Lines of data

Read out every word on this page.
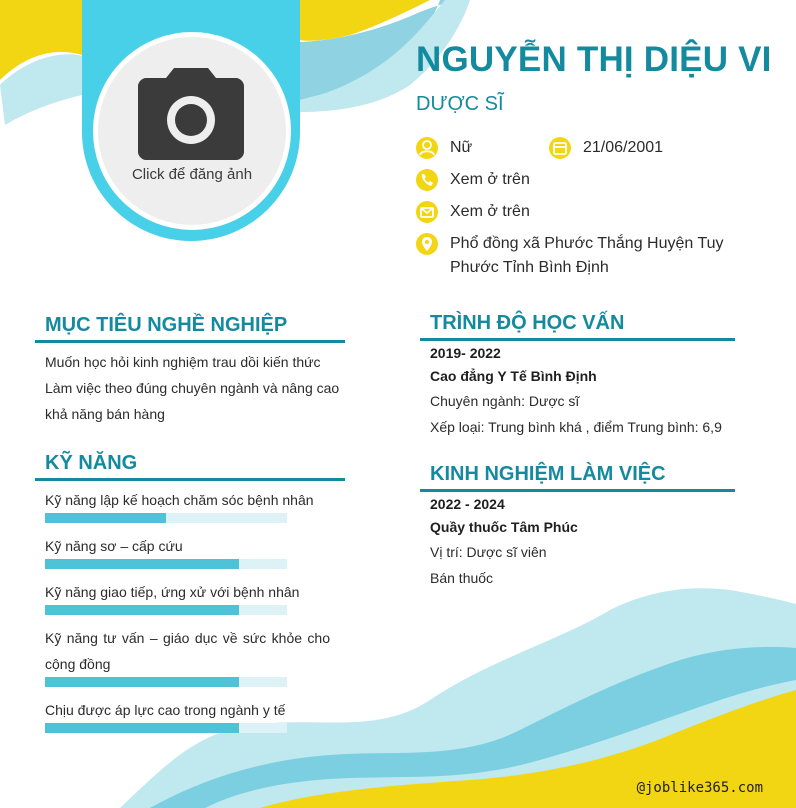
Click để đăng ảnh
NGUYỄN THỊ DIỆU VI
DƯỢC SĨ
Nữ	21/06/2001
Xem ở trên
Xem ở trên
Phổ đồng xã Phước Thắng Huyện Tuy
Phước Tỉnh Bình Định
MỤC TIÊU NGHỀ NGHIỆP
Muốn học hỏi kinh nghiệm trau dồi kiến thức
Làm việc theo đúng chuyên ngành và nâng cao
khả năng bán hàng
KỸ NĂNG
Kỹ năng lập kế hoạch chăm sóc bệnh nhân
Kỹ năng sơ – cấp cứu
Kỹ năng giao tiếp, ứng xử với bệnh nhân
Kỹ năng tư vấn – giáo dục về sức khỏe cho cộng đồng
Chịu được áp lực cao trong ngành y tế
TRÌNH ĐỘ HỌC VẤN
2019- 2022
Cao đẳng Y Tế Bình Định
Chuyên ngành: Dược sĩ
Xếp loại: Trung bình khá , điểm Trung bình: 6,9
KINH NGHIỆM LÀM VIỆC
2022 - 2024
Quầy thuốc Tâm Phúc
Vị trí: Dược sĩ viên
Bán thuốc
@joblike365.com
---
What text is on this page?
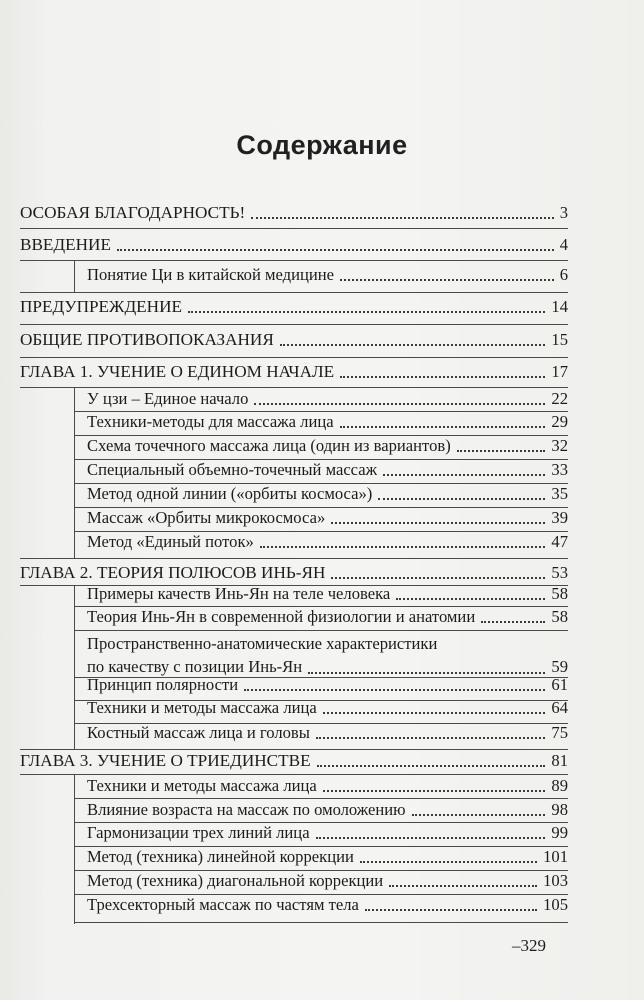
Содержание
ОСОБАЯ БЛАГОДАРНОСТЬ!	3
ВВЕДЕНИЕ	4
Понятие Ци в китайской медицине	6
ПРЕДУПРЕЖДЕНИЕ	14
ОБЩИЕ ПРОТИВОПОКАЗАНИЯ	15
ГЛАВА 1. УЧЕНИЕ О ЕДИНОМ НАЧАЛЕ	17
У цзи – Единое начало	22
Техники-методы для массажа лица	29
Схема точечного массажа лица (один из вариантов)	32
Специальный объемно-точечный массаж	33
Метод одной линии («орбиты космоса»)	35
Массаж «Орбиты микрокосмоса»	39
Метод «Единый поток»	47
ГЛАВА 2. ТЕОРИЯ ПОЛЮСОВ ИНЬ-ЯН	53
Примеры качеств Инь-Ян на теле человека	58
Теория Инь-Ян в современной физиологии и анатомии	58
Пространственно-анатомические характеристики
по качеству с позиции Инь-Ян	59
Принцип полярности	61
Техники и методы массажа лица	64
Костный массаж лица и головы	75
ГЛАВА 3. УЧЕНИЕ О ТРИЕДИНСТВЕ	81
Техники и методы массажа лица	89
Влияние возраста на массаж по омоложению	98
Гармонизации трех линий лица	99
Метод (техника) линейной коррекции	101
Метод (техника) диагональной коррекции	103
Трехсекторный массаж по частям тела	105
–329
* * *
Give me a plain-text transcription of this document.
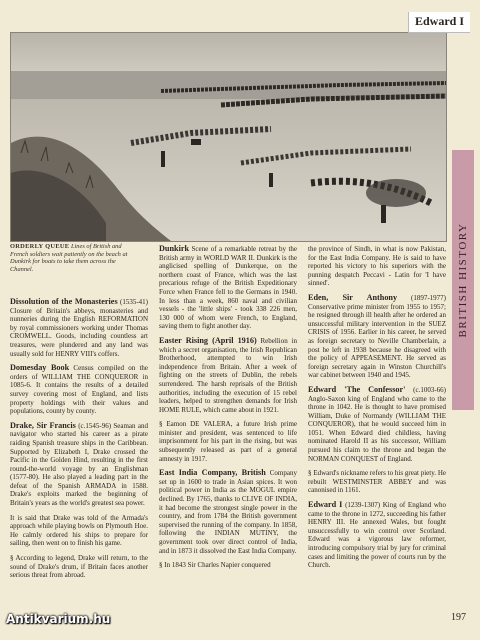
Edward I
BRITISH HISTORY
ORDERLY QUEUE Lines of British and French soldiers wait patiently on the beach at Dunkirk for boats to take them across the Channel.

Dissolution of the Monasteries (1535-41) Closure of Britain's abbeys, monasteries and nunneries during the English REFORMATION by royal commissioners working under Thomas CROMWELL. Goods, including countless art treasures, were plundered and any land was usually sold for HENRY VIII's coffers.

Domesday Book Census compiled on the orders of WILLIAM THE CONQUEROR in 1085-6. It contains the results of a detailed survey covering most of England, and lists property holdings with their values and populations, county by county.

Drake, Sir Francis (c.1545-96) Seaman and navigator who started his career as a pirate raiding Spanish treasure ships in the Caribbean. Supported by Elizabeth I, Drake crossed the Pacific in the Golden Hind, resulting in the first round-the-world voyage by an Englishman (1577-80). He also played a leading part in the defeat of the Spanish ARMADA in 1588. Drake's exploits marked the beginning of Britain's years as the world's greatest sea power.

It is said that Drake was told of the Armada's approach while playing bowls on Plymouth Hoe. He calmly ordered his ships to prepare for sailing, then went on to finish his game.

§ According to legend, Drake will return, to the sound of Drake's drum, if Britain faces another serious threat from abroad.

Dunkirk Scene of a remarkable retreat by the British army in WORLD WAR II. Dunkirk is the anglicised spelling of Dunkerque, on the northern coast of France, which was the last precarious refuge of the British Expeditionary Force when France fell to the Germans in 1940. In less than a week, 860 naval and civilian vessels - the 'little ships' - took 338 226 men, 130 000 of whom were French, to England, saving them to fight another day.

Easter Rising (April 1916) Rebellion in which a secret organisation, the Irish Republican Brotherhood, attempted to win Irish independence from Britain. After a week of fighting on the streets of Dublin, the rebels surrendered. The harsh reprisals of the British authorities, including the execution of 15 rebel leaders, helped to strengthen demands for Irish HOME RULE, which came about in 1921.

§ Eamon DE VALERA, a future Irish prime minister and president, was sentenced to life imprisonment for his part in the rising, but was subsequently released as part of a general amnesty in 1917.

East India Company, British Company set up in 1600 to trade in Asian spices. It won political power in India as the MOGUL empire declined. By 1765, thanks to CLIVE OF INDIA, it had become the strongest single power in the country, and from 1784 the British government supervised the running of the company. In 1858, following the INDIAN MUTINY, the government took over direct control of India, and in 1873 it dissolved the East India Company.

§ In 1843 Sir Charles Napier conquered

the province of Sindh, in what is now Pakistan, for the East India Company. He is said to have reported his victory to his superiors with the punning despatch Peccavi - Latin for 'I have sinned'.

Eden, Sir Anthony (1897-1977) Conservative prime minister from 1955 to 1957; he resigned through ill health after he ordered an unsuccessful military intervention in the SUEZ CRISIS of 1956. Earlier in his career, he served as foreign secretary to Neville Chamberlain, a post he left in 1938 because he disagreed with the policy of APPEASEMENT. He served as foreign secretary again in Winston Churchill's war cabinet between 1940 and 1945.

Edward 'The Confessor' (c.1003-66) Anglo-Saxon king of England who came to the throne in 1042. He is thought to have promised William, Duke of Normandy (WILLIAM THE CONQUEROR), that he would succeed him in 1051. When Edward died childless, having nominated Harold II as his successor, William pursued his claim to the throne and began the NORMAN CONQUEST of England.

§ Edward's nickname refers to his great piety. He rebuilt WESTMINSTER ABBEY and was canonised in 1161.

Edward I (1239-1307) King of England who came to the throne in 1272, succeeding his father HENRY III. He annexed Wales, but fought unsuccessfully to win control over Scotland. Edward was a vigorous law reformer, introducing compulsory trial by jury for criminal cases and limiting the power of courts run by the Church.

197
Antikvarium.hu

→ TASK DIRECTIONS:
Track down all lines above with the string "Техники" and copy them.

→ REPLY TO THE EXERCISE:
Техники-методы для массажа лица	29
Техники и методы массажа лица	64
Техники и методы массажа лица	89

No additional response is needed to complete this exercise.